*Stated exercise*
Find the string "sides" in the listing and report every line that has it.

[Saved data entries]
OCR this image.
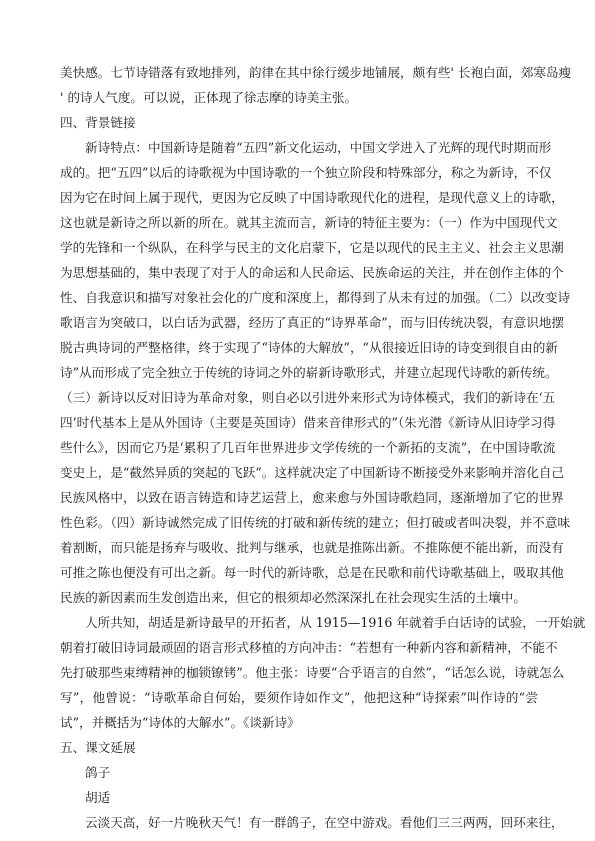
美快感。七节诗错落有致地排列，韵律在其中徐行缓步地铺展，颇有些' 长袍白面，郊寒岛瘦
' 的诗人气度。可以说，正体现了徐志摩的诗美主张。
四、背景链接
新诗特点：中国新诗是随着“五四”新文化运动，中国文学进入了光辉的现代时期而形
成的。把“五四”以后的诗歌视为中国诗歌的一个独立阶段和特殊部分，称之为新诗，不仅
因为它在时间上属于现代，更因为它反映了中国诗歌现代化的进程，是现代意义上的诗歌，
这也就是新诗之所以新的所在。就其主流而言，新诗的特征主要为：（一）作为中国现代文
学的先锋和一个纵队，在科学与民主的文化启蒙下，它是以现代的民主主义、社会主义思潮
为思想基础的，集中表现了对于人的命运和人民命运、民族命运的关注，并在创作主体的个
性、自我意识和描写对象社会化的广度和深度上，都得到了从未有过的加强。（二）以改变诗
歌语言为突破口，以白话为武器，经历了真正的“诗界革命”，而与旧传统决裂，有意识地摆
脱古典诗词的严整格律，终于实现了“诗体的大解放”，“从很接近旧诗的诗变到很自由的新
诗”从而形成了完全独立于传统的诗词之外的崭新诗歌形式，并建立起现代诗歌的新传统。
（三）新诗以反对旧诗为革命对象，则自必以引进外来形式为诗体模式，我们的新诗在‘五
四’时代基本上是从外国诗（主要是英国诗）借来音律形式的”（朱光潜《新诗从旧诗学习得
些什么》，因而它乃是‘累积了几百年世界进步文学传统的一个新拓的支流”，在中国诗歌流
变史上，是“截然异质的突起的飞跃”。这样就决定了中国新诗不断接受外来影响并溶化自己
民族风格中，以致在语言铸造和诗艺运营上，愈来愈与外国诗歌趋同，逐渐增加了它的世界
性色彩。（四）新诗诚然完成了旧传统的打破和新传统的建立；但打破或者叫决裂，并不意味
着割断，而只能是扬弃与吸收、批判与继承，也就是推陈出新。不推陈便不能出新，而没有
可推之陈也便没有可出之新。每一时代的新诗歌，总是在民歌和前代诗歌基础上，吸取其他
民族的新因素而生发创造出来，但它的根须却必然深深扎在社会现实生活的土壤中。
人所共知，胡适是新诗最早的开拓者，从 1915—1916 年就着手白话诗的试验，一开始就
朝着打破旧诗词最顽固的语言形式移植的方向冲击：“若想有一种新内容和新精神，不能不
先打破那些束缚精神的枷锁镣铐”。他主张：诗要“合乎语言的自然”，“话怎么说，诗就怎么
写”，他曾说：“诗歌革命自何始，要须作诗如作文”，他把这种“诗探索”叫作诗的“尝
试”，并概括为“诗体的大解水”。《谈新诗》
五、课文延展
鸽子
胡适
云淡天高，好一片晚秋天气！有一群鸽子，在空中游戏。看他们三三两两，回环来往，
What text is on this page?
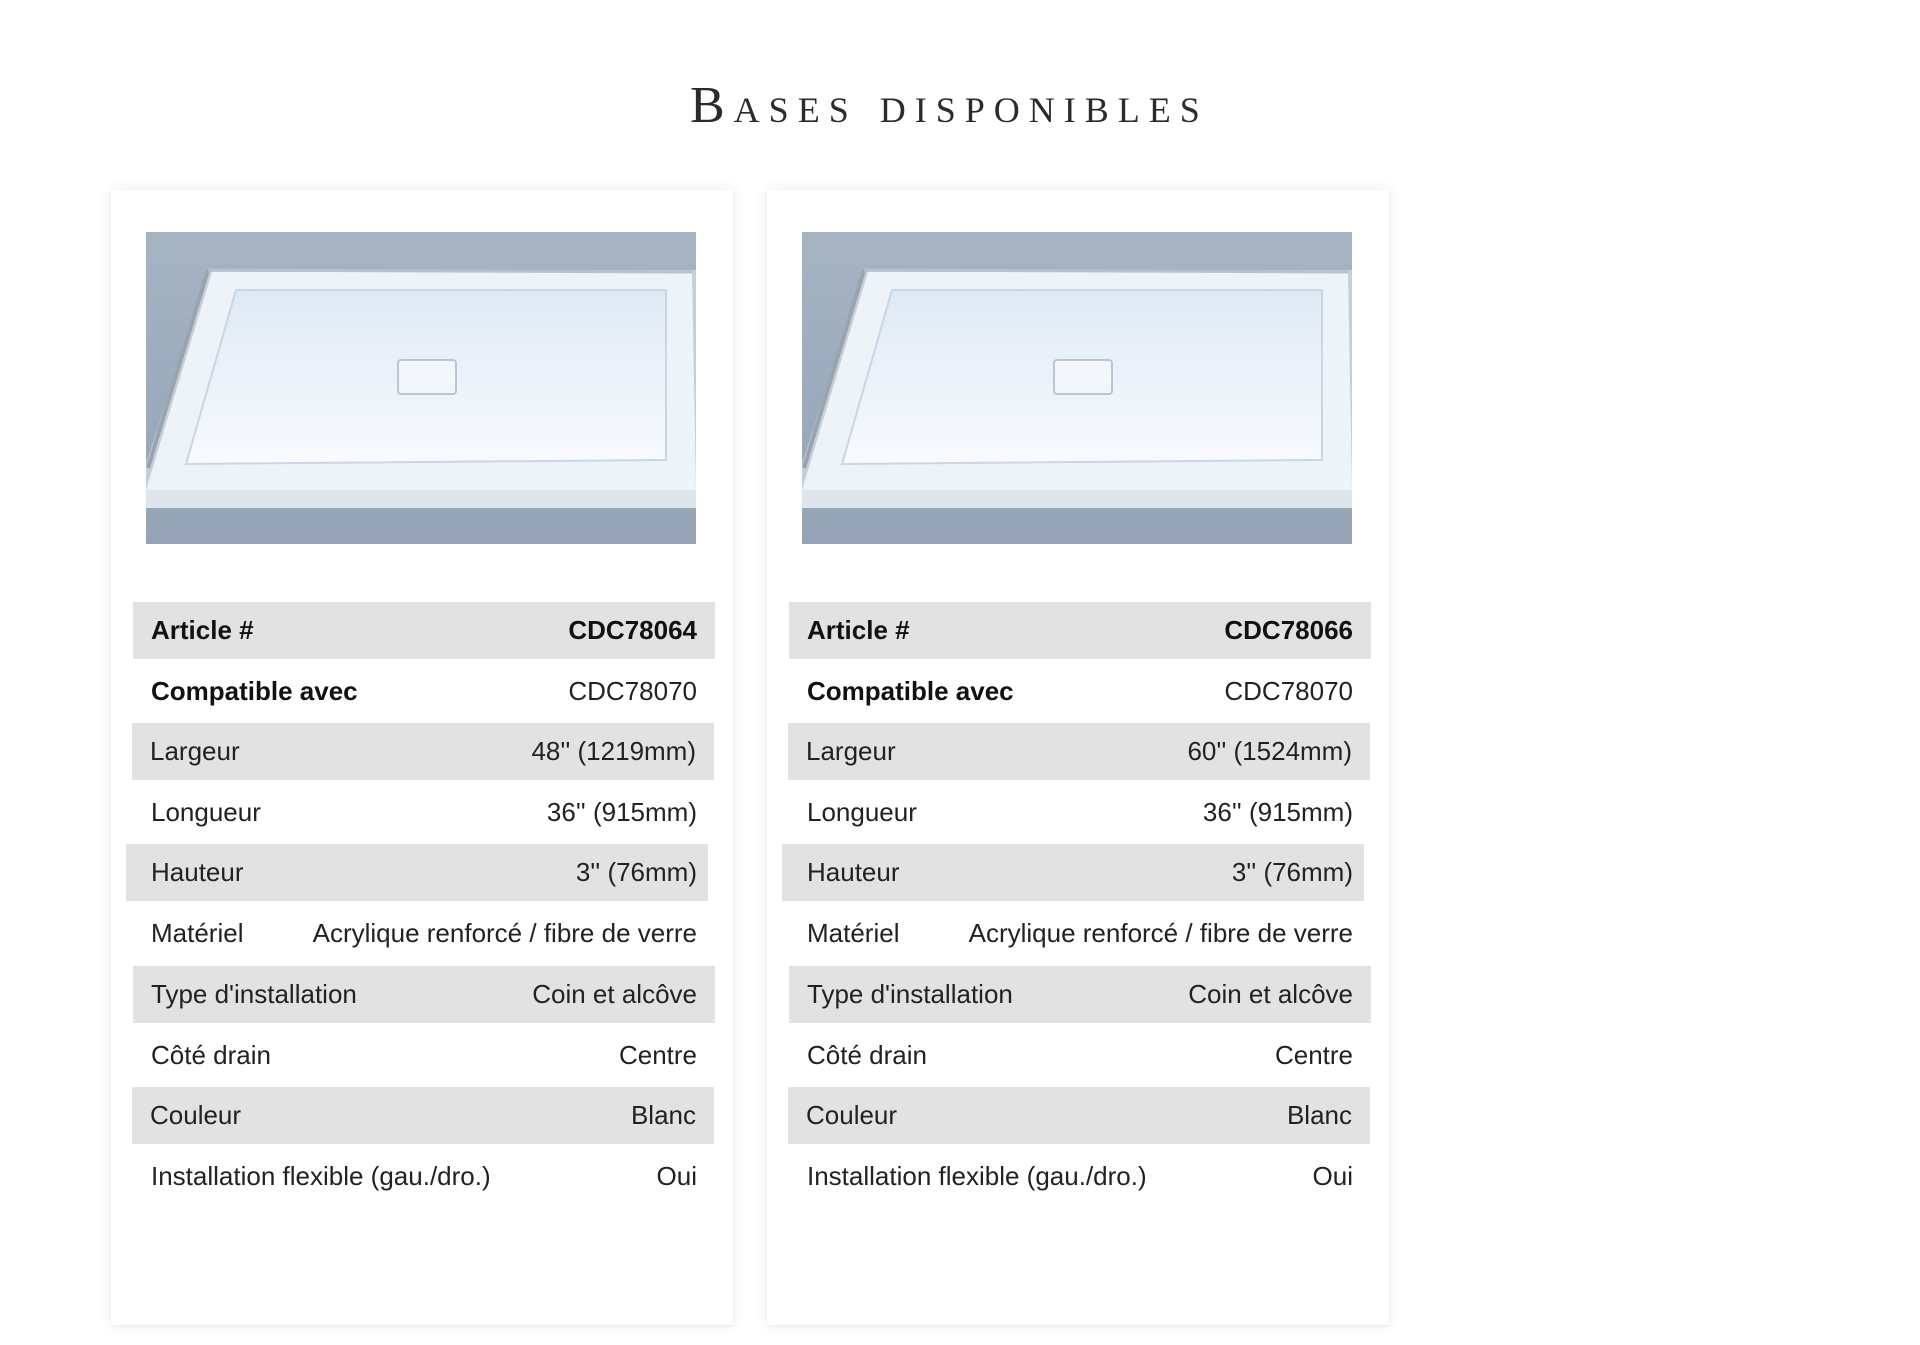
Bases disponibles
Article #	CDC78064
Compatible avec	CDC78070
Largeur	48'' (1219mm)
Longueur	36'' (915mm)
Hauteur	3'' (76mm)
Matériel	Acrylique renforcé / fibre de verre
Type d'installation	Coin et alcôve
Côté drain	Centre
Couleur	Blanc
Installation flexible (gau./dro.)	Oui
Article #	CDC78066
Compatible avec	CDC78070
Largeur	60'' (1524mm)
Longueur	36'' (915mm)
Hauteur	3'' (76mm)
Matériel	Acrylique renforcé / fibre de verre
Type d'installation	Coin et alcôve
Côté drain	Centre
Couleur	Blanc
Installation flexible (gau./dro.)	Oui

---

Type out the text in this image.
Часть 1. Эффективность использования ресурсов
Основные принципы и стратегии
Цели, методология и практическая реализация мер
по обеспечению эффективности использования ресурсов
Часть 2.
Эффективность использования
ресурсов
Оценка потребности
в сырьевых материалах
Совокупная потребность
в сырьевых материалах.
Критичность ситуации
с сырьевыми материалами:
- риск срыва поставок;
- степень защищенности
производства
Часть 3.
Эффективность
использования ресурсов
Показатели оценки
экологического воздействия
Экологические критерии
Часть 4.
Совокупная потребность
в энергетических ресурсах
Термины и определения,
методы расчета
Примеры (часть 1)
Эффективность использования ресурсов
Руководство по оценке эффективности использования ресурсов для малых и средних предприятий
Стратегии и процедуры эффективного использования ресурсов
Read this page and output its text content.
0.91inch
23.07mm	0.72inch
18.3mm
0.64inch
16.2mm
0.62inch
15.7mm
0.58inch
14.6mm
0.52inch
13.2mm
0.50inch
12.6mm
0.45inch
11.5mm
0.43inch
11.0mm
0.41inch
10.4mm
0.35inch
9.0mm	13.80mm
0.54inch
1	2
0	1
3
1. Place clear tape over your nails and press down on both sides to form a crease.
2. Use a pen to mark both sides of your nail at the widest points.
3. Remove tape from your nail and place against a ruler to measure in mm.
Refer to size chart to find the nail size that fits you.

*Exercise answer*
1. Place clear tape over your nails and press down on both sides to form a crease.
2. Use a pen to mark both sides of your nail at the widest points.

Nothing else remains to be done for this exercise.